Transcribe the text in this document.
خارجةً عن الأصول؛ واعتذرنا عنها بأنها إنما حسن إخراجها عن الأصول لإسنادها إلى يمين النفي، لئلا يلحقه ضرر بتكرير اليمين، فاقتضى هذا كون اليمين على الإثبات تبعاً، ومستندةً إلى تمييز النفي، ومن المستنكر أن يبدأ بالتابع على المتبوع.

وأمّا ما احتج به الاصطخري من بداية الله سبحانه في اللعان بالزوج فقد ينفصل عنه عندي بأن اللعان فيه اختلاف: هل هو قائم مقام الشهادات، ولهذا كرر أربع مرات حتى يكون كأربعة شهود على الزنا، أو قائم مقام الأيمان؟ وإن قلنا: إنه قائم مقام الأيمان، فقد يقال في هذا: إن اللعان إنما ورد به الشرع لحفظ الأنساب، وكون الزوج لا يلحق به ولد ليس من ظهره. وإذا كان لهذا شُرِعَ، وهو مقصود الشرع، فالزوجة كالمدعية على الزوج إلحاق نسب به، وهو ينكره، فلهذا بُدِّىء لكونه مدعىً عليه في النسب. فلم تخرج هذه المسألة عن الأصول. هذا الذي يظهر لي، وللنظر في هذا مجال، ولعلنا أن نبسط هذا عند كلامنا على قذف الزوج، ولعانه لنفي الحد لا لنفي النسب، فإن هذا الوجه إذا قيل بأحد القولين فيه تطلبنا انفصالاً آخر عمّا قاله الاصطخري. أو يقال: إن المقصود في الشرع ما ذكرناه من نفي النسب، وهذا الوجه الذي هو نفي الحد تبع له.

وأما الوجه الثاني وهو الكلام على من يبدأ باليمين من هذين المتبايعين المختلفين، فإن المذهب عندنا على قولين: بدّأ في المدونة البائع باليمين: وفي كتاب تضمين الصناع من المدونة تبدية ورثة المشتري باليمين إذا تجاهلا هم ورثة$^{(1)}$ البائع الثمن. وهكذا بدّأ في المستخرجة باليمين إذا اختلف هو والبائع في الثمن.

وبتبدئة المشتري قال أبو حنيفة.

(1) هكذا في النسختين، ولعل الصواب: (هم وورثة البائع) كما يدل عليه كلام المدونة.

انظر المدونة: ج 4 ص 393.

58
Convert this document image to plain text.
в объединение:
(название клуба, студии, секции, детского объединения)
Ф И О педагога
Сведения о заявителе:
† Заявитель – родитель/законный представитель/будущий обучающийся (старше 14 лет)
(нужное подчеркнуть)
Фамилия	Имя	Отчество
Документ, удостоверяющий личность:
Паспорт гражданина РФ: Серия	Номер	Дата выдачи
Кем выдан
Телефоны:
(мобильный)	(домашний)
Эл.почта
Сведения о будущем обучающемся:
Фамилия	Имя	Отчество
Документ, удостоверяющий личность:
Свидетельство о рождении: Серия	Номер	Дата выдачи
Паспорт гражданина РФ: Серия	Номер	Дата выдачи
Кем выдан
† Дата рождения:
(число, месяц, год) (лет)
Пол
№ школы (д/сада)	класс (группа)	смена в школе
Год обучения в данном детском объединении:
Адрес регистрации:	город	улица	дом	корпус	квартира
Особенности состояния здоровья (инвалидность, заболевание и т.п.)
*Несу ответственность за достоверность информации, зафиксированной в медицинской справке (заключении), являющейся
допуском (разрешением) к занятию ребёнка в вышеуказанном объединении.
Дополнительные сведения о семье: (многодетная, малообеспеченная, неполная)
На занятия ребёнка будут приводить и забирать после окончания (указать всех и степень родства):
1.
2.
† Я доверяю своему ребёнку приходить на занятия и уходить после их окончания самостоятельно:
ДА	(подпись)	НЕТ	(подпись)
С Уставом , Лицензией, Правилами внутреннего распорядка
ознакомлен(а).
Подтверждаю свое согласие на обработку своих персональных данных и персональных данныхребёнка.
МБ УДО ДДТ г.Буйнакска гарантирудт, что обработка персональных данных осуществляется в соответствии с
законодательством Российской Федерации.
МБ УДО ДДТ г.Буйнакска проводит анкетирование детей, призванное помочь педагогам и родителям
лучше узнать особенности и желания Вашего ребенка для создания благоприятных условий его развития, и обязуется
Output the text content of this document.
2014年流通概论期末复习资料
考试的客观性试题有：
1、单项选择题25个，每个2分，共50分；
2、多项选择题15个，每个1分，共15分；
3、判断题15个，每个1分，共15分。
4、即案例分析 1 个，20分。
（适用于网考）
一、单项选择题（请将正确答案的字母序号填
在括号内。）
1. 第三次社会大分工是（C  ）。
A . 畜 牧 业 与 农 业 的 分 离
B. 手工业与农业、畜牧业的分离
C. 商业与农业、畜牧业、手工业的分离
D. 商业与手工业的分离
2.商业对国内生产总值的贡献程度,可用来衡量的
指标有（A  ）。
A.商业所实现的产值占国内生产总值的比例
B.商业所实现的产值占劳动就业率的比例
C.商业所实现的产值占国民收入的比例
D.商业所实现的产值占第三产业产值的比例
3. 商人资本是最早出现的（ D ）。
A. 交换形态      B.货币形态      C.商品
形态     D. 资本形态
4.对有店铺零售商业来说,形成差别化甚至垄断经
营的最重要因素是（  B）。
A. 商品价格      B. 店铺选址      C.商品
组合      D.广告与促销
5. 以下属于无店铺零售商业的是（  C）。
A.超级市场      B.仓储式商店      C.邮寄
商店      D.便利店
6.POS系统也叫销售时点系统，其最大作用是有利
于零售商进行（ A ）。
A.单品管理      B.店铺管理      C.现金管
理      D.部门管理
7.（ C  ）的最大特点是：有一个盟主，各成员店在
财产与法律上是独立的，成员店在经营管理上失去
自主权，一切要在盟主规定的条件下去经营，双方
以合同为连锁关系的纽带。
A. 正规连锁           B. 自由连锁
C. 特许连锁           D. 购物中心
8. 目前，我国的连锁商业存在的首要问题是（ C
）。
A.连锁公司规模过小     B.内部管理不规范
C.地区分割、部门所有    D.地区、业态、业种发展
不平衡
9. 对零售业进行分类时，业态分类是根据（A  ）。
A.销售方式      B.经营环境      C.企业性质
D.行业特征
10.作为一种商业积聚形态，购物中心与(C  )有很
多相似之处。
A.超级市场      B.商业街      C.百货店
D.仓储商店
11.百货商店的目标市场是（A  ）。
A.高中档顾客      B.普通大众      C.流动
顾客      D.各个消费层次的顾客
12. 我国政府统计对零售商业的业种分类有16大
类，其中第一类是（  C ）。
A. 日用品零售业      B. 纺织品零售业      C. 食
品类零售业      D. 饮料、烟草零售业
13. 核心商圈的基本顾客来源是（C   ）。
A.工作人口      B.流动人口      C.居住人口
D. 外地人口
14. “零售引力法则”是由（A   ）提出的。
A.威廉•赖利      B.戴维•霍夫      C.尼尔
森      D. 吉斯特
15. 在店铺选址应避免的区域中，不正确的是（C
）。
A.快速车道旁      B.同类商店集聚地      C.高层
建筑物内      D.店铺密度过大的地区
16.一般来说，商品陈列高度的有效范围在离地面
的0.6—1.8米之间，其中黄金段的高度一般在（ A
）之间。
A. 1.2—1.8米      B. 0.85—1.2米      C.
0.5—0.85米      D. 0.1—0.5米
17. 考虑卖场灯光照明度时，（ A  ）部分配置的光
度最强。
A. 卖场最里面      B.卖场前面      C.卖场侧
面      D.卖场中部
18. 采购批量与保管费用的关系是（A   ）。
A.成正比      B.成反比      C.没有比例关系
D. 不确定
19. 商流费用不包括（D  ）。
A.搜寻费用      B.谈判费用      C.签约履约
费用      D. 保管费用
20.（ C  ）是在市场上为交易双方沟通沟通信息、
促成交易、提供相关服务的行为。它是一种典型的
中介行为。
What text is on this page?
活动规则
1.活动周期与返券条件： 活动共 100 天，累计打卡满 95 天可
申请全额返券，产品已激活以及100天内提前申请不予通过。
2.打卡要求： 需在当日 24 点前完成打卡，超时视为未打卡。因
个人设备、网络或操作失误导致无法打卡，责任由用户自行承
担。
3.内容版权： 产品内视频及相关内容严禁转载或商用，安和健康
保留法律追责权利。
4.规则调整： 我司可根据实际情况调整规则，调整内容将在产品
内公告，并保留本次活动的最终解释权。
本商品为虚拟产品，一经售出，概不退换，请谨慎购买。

----

**Required work**: Copy out every line of the data that includes the word "данных".

**Solution**:
Подтверждаю свое согласие на обработку своих персональных данных и персональных данныхребёнка.
МБ УДО ДДТ г.Буйнакска гарантирудт, что обработка персональных данных осуществляется в соответствии с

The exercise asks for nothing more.